> _Goal_: Leave out the pictures and repeat everything else in the records exactly.

> _Material provided_:
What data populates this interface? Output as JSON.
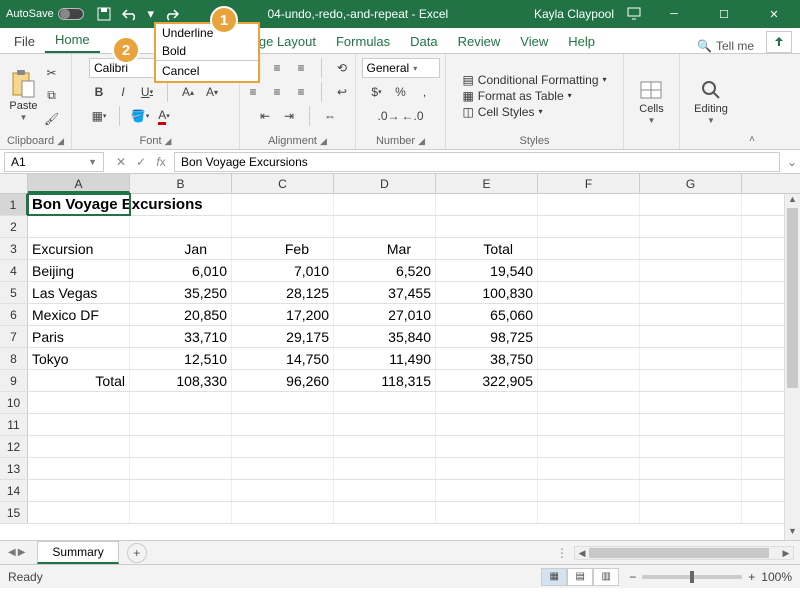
{
  "titlebar": {
    "autosave_label": "AutoSave",
    "doc_title": "04-undo,-redo,-and-repeat - Excel",
    "user": "Kayla Claypool"
  },
  "undo_menu": {
    "items": [
      "Underline",
      "Bold"
    ],
    "cancel": "Cancel"
  },
  "tabs": {
    "file": "File",
    "home": "Home",
    "pagelayout": "age Layout",
    "formulas": "Formulas",
    "data": "Data",
    "review": "Review",
    "view": "View",
    "help": "Help",
    "tellme": "Tell me"
  },
  "ribbon": {
    "clipboard": {
      "label": "Clipboard",
      "paste": "Paste"
    },
    "font": {
      "label": "Font",
      "family": "Calibri",
      "bold": "B",
      "italic": "I",
      "underline": "U"
    },
    "alignment": {
      "label": "Alignment"
    },
    "number": {
      "label": "Number",
      "format": "General"
    },
    "styles": {
      "label": "Styles",
      "cond": "Conditional Formatting",
      "table": "Format as Table",
      "cell": "Cell Styles"
    },
    "cells": {
      "label": "Cells"
    },
    "editing": {
      "label": "Editing"
    }
  },
  "formula": {
    "namebox": "A1",
    "value": "Bon Voyage Excursions"
  },
  "grid": {
    "cols": [
      "A",
      "B",
      "C",
      "D",
      "E",
      "F",
      "G"
    ],
    "title": "Bon Voyage Excursions",
    "headers": [
      "Excursion",
      "Jan",
      "Feb",
      "Mar",
      "Total"
    ],
    "rows": [
      {
        "name": "Beijing",
        "vals": [
          "6,010",
          "7,010",
          "6,520",
          "19,540"
        ]
      },
      {
        "name": "Las Vegas",
        "vals": [
          "35,250",
          "28,125",
          "37,455",
          "100,830"
        ]
      },
      {
        "name": "Mexico DF",
        "vals": [
          "20,850",
          "17,200",
          "27,010",
          "65,060"
        ]
      },
      {
        "name": "Paris",
        "vals": [
          "33,710",
          "29,175",
          "35,840",
          "98,725"
        ]
      },
      {
        "name": "Tokyo",
        "vals": [
          "12,510",
          "14,750",
          "11,490",
          "38,750"
        ]
      }
    ],
    "total_label": "Total",
    "totals": [
      "108,330",
      "96,260",
      "118,315",
      "322,905"
    ]
  },
  "sheet": {
    "name": "Summary"
  },
  "status": {
    "ready": "Ready",
    "zoom": "100%"
  },
  "callouts": {
    "one": "1",
    "two": "2"
  },
  "chart_data": {
    "type": "table",
    "title": "Bon Voyage Excursions",
    "columns": [
      "Excursion",
      "Jan",
      "Feb",
      "Mar",
      "Total"
    ],
    "rows": [
      [
        "Beijing",
        6010,
        7010,
        6520,
        19540
      ],
      [
        "Las Vegas",
        35250,
        28125,
        37455,
        100830
      ],
      [
        "Mexico DF",
        20850,
        17200,
        27010,
        65060
      ],
      [
        "Paris",
        33710,
        29175,
        35840,
        98725
      ],
      [
        "Tokyo",
        12510,
        14750,
        11490,
        38750
      ],
      [
        "Total",
        108330,
        96260,
        118315,
        322905
      ]
    ]
  }
}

> _Exercise response_:
What data populates this interface? Output as JSON.
{
  "titlebar": {
    "autosave_label": "AutoSave",
    "doc_title": "04-undo,-redo,-and-repeat - Excel",
    "user": "Kayla Claypool"
  },
  "undo_menu": {
    "items": [
      "Underline",
      "Bold"
    ],
    "cancel": "Cancel"
  },
  "tabs": {
    "file": "File",
    "home": "Home",
    "pagelayout": "age Layout",
    "formulas": "Formulas",
    "data": "Data",
    "review": "Review",
    "view": "View",
    "help": "Help",
    "tellme": "Tell me"
  },
  "ribbon": {
    "clipboard": {
      "label": "Clipboard",
      "paste": "Paste"
    },
    "font": {
      "label": "Font",
      "family": "Calibri",
      "bold": "B",
      "italic": "I",
      "underline": "U"
    },
    "alignment": {
      "label": "Alignment"
    },
    "number": {
      "label": "Number",
      "format": "General"
    },
    "styles": {
      "label": "Styles",
      "cond": "Conditional Formatting",
      "table": "Format as Table",
      "cell": "Cell Styles"
    },
    "cells": {
      "label": "Cells"
    },
    "editing": {
      "label": "Editing"
    }
  },
  "formula": {
    "namebox": "A1",
    "value": "Bon Voyage Excursions"
  },
  "grid": {
    "cols": [
      "A",
      "B",
      "C",
      "D",
      "E",
      "F",
      "G"
    ],
    "title": "Bon Voyage Excursions",
    "headers": [
      "Excursion",
      "Jan",
      "Feb",
      "Mar",
      "Total"
    ],
    "rows": [
      {
        "name": "Beijing",
        "vals": [
          "6,010",
          "7,010",
          "6,520",
          "19,540"
        ]
      },
      {
        "name": "Las Vegas",
        "vals": [
          "35,250",
          "28,125",
          "37,455",
          "100,830"
        ]
      },
      {
        "name": "Mexico DF",
        "vals": [
          "20,850",
          "17,200",
          "27,010",
          "65,060"
        ]
      },
      {
        "name": "Paris",
        "vals": [
          "33,710",
          "29,175",
          "35,840",
          "98,725"
        ]
      },
      {
        "name": "Tokyo",
        "vals": [
          "12,510",
          "14,750",
          "11,490",
          "38,750"
        ]
      }
    ],
    "total_label": "Total",
    "totals": [
      "108,330",
      "96,260",
      "118,315",
      "322,905"
    ]
  },
  "sheet": {
    "name": "Summary"
  },
  "status": {
    "ready": "Ready",
    "zoom": "100%"
  },
  "callouts": {
    "one": "1",
    "two": "2"
  },
  "chart_data": {
    "type": "table",
    "title": "Bon Voyage Excursions",
    "columns": [
      "Excursion",
      "Jan",
      "Feb",
      "Mar",
      "Total"
    ],
    "rows": [
      [
        "Beijing",
        6010,
        7010,
        6520,
        19540
      ],
      [
        "Las Vegas",
        35250,
        28125,
        37455,
        100830
      ],
      [
        "Mexico DF",
        20850,
        17200,
        27010,
        65060
      ],
      [
        "Paris",
        33710,
        29175,
        35840,
        98725
      ],
      [
        "Tokyo",
        12510,
        14750,
        11490,
        38750
      ],
      [
        "Total",
        108330,
        96260,
        118315,
        322905
      ]
    ]
  }
}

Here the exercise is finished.